Job:
Look below and pull out each line with the word "title".

Dataset extract:
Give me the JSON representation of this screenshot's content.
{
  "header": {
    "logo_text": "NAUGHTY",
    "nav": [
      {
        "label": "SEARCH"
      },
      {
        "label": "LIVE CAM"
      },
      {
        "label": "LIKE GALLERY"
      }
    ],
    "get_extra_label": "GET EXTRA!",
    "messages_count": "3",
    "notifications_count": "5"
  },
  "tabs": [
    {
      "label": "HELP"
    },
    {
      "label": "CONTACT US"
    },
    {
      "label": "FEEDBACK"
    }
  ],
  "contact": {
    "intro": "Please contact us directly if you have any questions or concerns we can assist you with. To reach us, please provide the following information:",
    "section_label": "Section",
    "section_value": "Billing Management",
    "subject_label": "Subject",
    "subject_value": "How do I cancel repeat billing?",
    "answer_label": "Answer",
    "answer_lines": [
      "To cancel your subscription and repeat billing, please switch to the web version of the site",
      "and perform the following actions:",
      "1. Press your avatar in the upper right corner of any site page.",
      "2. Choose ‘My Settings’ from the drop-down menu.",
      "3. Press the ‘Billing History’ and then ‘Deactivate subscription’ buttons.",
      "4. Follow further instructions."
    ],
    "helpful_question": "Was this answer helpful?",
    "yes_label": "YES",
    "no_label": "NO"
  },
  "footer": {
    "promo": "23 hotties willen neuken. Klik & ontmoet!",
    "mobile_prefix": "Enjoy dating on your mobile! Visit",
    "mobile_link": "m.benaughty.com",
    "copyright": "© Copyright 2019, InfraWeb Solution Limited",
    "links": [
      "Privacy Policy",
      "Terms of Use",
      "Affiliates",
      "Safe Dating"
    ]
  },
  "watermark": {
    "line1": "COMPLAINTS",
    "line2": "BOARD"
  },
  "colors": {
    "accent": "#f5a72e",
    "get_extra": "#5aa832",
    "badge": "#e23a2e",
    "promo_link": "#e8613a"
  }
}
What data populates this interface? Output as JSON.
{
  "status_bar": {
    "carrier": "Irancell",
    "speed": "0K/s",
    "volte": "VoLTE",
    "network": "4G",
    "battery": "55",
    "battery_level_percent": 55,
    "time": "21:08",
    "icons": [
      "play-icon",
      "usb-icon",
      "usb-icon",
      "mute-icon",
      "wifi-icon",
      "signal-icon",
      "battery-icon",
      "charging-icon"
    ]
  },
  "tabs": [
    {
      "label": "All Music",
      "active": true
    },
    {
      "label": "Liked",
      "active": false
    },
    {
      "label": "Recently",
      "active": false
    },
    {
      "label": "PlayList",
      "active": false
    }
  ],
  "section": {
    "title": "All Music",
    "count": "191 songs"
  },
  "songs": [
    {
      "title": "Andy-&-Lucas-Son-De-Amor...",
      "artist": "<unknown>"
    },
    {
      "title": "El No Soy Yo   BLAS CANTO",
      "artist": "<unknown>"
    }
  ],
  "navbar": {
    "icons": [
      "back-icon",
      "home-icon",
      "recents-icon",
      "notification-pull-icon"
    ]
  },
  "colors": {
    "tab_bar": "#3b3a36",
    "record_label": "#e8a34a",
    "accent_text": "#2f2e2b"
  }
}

Worked answer:
    "title": "All Music",
      "title": "Andy-&-Lucas-Son-De-Amor...",
      "title": "El No Soy Yo   BLAS CANTO",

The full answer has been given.